Source data:

━━━━━━━━

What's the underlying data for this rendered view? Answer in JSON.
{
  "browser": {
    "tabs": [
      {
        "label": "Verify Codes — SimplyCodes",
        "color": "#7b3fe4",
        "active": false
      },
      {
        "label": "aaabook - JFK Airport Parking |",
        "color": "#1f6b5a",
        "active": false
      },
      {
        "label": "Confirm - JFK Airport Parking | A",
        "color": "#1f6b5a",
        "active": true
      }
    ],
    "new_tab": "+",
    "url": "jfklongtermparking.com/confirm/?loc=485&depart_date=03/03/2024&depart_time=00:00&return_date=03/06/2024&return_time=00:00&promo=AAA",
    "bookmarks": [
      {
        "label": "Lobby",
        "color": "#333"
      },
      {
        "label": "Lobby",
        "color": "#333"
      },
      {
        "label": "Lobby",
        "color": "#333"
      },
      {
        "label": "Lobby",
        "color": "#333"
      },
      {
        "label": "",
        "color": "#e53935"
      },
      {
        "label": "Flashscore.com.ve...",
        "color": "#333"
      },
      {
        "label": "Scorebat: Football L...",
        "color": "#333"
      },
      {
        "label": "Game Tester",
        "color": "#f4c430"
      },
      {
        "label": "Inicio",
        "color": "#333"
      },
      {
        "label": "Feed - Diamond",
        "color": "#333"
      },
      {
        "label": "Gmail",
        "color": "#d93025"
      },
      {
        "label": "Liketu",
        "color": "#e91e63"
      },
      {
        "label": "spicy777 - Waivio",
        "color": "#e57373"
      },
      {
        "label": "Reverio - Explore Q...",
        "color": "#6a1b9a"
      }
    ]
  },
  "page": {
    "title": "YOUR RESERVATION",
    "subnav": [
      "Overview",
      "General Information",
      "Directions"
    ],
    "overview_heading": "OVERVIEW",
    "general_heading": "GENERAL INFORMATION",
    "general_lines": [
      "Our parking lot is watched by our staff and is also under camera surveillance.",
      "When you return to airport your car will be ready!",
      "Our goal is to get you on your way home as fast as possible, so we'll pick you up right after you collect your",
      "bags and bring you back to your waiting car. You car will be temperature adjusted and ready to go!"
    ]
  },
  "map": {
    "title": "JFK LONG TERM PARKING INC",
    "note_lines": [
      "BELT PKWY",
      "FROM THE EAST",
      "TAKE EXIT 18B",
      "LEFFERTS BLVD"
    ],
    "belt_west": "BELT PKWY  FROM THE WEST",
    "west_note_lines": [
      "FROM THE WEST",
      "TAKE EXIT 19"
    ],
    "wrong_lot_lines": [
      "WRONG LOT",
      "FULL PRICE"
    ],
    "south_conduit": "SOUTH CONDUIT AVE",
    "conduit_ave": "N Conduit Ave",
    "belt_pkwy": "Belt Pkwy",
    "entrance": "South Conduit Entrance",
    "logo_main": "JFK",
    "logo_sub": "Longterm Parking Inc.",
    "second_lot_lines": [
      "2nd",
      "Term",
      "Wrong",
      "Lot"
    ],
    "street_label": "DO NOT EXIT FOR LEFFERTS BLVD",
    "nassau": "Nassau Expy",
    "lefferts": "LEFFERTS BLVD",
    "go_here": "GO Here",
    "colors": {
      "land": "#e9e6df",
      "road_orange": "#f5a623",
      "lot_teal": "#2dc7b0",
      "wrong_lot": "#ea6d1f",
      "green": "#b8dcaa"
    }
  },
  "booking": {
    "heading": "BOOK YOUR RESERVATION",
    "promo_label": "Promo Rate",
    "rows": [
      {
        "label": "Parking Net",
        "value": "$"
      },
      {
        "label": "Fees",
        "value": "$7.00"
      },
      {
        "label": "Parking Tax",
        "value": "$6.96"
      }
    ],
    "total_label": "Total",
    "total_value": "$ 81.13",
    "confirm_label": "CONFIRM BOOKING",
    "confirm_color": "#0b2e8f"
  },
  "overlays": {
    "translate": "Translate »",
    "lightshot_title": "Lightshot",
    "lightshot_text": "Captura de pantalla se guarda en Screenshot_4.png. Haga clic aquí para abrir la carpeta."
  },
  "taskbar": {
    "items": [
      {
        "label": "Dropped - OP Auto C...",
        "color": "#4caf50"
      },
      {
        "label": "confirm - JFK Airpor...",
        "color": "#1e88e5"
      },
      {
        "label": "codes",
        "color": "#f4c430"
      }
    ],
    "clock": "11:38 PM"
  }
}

━━━━━━━━

Make an exact copy of the material above.

What's the underlying data for this rendered view? Answer in JSON.
{
  "browser": {
    "tabs": [
      {
        "label": "Verify Codes — SimplyCodes",
        "color": "#7b3fe4",
        "active": false
      },
      {
        "label": "aaabook - JFK Airport Parking |",
        "color": "#1f6b5a",
        "active": false
      },
      {
        "label": "Confirm - JFK Airport Parking | A",
        "color": "#1f6b5a",
        "active": true
      }
    ],
    "new_tab": "+",
    "url": "jfklongtermparking.com/confirm/?loc=485&depart_date=03/03/2024&depart_time=00:00&return_date=03/06/2024&return_time=00:00&promo=AAA",
    "bookmarks": [
      {
        "label": "Lobby",
        "color": "#333"
      },
      {
        "label": "Lobby",
        "color": "#333"
      },
      {
        "label": "Lobby",
        "color": "#333"
      },
      {
        "label": "Lobby",
        "color": "#333"
      },
      {
        "label": "",
        "color": "#e53935"
      },
      {
        "label": "Flashscore.com.ve...",
        "color": "#333"
      },
      {
        "label": "Scorebat: Football L...",
        "color": "#333"
      },
      {
        "label": "Game Tester",
        "color": "#f4c430"
      },
      {
        "label": "Inicio",
        "color": "#333"
      },
      {
        "label": "Feed - Diamond",
        "color": "#333"
      },
      {
        "label": "Gmail",
        "color": "#d93025"
      },
      {
        "label": "Liketu",
        "color": "#e91e63"
      },
      {
        "label": "spicy777 - Waivio",
        "color": "#e57373"
      },
      {
        "label": "Reverio - Explore Q...",
        "color": "#6a1b9a"
      }
    ]
  },
  "page": {
    "title": "YOUR RESERVATION",
    "subnav": [
      "Overview",
      "General Information",
      "Directions"
    ],
    "overview_heading": "OVERVIEW",
    "general_heading": "GENERAL INFORMATION",
    "general_lines": [
      "Our parking lot is watched by our staff and is also under camera surveillance.",
      "When you return to airport your car will be ready!",
      "Our goal is to get you on your way home as fast as possible, so we'll pick you up right after you collect your",
      "bags and bring you back to your waiting car. You car will be temperature adjusted and ready to go!"
    ]
  },
  "map": {
    "title": "JFK LONG TERM PARKING INC",
    "note_lines": [
      "BELT PKWY",
      "FROM THE EAST",
      "TAKE EXIT 18B",
      "LEFFERTS BLVD"
    ],
    "belt_west": "BELT PKWY  FROM THE WEST",
    "west_note_lines": [
      "FROM THE WEST",
      "TAKE EXIT 19"
    ],
    "wrong_lot_lines": [
      "WRONG LOT",
      "FULL PRICE"
    ],
    "south_conduit": "SOUTH CONDUIT AVE",
    "conduit_ave": "N Conduit Ave",
    "belt_pkwy": "Belt Pkwy",
    "entrance": "South Conduit Entrance",
    "logo_main": "JFK",
    "logo_sub": "Longterm Parking Inc.",
    "second_lot_lines": [
      "2nd",
      "Term",
      "Wrong",
      "Lot"
    ],
    "street_label": "DO NOT EXIT FOR LEFFERTS BLVD",
    "nassau": "Nassau Expy",
    "lefferts": "LEFFERTS BLVD",
    "go_here": "GO Here",
    "colors": {
      "land": "#e9e6df",
      "road_orange": "#f5a623",
      "lot_teal": "#2dc7b0",
      "wrong_lot": "#ea6d1f",
      "green": "#b8dcaa"
    }
  },
  "booking": {
    "heading": "BOOK YOUR RESERVATION",
    "promo_label": "Promo Rate",
    "rows": [
      {
        "label": "Parking Net",
        "value": "$"
      },
      {
        "label": "Fees",
        "value": "$7.00"
      },
      {
        "label": "Parking Tax",
        "value": "$6.96"
      }
    ],
    "total_label": "Total",
    "total_value": "$ 81.13",
    "confirm_label": "CONFIRM BOOKING",
    "confirm_color": "#0b2e8f"
  },
  "overlays": {
    "translate": "Translate »",
    "lightshot_title": "Lightshot",
    "lightshot_text": "Captura de pantalla se guarda en Screenshot_4.png. Haga clic aquí para abrir la carpeta."
  },
  "taskbar": {
    "items": [
      {
        "label": "Dropped - OP Auto C...",
        "color": "#4caf50"
      },
      {
        "label": "confirm - JFK Airpor...",
        "color": "#1e88e5"
      },
      {
        "label": "codes",
        "color": "#f4c430"
      }
    ],
    "clock": "11:38 PM"
  }
}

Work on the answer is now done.